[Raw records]

—————

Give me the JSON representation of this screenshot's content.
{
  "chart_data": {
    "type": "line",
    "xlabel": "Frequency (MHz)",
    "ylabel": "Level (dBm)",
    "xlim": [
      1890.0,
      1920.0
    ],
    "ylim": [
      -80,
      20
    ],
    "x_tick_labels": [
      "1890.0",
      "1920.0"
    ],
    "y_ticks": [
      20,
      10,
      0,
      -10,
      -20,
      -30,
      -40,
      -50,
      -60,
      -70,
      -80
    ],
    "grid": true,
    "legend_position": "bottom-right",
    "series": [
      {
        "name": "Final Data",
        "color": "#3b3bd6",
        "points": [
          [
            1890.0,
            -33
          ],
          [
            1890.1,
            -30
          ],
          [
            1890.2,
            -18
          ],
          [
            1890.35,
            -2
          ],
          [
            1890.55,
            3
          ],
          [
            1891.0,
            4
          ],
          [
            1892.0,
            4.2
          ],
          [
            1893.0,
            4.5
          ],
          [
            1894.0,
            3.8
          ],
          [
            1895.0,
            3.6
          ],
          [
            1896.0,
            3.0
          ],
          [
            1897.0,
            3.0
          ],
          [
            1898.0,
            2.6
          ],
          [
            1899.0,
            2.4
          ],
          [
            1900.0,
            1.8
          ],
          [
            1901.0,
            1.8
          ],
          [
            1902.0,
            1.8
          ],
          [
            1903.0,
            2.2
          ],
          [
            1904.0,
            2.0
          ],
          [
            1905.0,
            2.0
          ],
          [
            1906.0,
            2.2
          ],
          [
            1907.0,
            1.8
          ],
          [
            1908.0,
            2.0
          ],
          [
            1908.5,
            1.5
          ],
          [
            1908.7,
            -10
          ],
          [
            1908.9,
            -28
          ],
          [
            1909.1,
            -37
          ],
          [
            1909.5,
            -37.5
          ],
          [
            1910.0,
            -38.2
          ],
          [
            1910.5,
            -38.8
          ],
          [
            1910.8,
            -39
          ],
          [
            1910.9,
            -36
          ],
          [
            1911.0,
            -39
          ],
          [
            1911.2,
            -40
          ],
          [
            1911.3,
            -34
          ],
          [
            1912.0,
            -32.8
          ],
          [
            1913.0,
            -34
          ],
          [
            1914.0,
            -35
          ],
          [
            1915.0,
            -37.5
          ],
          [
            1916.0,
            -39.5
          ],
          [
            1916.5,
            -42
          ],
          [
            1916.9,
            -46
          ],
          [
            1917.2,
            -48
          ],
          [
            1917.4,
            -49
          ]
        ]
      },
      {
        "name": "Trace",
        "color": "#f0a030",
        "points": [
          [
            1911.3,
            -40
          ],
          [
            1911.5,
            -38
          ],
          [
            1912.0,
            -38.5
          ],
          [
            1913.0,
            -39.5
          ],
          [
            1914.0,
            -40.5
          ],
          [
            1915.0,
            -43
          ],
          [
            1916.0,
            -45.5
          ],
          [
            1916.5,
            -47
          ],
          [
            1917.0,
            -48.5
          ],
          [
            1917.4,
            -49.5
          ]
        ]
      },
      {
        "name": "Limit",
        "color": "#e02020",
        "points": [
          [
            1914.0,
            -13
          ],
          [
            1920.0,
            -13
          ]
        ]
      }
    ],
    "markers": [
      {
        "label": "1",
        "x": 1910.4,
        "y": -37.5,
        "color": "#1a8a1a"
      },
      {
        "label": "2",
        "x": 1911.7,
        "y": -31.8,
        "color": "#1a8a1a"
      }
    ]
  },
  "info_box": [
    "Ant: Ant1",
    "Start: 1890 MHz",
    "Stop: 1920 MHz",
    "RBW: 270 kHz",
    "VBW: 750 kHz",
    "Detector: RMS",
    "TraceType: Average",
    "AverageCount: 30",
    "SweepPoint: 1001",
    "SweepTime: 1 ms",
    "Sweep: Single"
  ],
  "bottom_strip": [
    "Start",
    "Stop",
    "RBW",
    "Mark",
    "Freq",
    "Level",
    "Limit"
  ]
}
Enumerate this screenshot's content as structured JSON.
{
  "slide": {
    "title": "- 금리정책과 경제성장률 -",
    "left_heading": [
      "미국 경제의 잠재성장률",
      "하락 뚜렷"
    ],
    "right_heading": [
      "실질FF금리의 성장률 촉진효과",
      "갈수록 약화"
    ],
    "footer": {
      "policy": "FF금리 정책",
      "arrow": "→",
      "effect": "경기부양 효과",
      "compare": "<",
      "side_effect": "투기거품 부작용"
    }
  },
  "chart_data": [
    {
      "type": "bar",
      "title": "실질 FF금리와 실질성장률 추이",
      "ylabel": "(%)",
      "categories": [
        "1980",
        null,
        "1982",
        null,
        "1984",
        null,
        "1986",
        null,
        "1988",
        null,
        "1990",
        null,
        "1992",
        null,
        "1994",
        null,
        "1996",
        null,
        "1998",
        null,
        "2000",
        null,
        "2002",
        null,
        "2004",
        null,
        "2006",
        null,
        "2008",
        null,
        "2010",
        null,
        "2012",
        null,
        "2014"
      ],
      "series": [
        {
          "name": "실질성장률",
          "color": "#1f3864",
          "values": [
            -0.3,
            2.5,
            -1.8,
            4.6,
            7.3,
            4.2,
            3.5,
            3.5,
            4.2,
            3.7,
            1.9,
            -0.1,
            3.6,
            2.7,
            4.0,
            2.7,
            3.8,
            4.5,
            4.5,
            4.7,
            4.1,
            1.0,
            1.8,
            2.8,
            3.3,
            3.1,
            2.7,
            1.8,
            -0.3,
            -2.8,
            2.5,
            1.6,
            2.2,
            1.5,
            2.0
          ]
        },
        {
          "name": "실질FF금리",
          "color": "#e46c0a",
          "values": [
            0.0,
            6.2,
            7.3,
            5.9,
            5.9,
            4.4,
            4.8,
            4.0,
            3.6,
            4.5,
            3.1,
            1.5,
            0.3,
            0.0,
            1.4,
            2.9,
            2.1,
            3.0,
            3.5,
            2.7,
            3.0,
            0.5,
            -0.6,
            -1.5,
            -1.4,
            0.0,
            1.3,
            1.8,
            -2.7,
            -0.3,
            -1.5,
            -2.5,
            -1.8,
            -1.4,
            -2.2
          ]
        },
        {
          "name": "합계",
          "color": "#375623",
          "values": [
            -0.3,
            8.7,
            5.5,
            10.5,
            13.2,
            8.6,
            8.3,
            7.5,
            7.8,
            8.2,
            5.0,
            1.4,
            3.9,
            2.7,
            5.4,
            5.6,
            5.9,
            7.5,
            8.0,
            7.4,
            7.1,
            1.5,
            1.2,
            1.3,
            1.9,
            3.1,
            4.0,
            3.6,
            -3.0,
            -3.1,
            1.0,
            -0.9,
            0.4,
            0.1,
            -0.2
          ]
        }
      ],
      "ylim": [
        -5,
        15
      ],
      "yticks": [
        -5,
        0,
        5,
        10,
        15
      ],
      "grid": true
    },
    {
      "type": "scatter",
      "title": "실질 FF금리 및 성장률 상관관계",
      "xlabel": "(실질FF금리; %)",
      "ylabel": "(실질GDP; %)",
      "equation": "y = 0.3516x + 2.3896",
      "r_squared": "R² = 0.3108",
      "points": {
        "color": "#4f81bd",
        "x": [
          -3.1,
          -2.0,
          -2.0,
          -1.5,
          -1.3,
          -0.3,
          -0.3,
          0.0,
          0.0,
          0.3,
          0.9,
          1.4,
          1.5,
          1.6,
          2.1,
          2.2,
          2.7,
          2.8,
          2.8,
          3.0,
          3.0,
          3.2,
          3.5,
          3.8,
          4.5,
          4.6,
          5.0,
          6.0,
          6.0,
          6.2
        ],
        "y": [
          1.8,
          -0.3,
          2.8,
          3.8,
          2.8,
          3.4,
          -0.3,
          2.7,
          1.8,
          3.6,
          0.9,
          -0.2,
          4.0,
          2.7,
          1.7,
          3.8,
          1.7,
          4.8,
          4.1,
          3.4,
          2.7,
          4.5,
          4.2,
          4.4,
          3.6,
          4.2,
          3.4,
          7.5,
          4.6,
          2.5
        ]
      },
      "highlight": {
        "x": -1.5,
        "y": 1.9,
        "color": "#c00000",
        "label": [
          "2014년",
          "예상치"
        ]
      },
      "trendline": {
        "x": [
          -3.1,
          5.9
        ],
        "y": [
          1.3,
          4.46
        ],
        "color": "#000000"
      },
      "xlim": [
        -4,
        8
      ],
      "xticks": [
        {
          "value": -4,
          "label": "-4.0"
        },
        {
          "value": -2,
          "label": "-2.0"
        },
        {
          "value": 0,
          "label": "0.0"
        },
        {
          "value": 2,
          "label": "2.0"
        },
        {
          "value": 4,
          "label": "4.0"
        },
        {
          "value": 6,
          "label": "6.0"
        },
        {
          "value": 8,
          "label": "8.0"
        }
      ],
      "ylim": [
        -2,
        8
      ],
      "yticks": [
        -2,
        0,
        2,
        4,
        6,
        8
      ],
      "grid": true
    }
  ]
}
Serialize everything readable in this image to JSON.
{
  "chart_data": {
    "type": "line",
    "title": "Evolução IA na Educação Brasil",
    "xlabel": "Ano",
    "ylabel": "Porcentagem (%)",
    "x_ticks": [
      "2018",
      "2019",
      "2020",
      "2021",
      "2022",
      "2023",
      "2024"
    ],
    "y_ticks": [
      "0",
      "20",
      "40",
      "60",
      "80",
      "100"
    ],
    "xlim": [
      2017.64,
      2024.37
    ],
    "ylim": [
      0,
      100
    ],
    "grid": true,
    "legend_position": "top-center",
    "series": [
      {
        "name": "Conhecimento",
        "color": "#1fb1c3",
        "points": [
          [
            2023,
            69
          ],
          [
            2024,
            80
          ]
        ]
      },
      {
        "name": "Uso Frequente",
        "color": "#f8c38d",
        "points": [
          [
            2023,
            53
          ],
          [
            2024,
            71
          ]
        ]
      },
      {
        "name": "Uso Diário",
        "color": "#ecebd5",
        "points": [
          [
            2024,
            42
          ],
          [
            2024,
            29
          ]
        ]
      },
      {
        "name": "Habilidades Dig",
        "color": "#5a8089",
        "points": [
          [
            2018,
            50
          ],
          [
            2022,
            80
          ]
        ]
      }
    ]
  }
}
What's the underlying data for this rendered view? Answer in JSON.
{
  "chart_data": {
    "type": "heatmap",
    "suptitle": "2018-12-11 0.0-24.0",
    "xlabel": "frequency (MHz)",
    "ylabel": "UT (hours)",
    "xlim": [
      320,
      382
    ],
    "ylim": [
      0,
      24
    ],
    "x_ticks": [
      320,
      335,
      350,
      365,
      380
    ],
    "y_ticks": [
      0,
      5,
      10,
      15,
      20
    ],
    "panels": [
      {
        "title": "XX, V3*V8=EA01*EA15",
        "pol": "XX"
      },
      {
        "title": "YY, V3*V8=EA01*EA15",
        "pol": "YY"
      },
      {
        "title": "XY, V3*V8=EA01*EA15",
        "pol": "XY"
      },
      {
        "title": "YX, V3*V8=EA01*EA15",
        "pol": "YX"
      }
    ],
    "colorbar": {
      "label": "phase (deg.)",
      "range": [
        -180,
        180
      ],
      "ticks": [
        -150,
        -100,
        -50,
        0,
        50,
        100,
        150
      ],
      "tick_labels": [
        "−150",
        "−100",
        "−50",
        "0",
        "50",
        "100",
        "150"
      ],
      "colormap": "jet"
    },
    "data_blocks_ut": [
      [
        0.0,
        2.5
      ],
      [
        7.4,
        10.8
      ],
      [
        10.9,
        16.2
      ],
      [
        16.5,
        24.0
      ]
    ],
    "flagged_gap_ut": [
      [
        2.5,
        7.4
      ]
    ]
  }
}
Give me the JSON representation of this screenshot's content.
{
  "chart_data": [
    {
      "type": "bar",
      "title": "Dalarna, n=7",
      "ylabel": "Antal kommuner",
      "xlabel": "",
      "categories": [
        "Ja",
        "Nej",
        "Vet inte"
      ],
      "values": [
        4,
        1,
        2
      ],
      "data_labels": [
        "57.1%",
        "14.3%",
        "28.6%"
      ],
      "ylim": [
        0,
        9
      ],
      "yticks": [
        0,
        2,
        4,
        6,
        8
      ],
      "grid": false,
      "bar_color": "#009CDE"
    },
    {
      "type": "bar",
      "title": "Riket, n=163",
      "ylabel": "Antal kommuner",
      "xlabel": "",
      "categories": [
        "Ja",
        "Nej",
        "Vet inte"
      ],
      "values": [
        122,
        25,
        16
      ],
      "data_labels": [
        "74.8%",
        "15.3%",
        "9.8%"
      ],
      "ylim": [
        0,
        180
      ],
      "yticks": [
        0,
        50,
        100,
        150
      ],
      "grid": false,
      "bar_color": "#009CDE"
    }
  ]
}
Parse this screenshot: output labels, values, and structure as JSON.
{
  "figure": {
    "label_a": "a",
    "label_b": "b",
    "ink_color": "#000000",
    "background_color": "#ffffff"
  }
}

—————

→ **Task**
Repeat word for word every line from the one that holds "Parse this screenshot: output" to the end. Both ends count.

→ **Written answer**
Parse this screenshot: output labels, values, and structure as JSON.
{
  "figure": {
    "label_a": "a",
    "label_b": "b",
    "ink_color": "#000000",
    "background_color": "#ffffff"
  }
}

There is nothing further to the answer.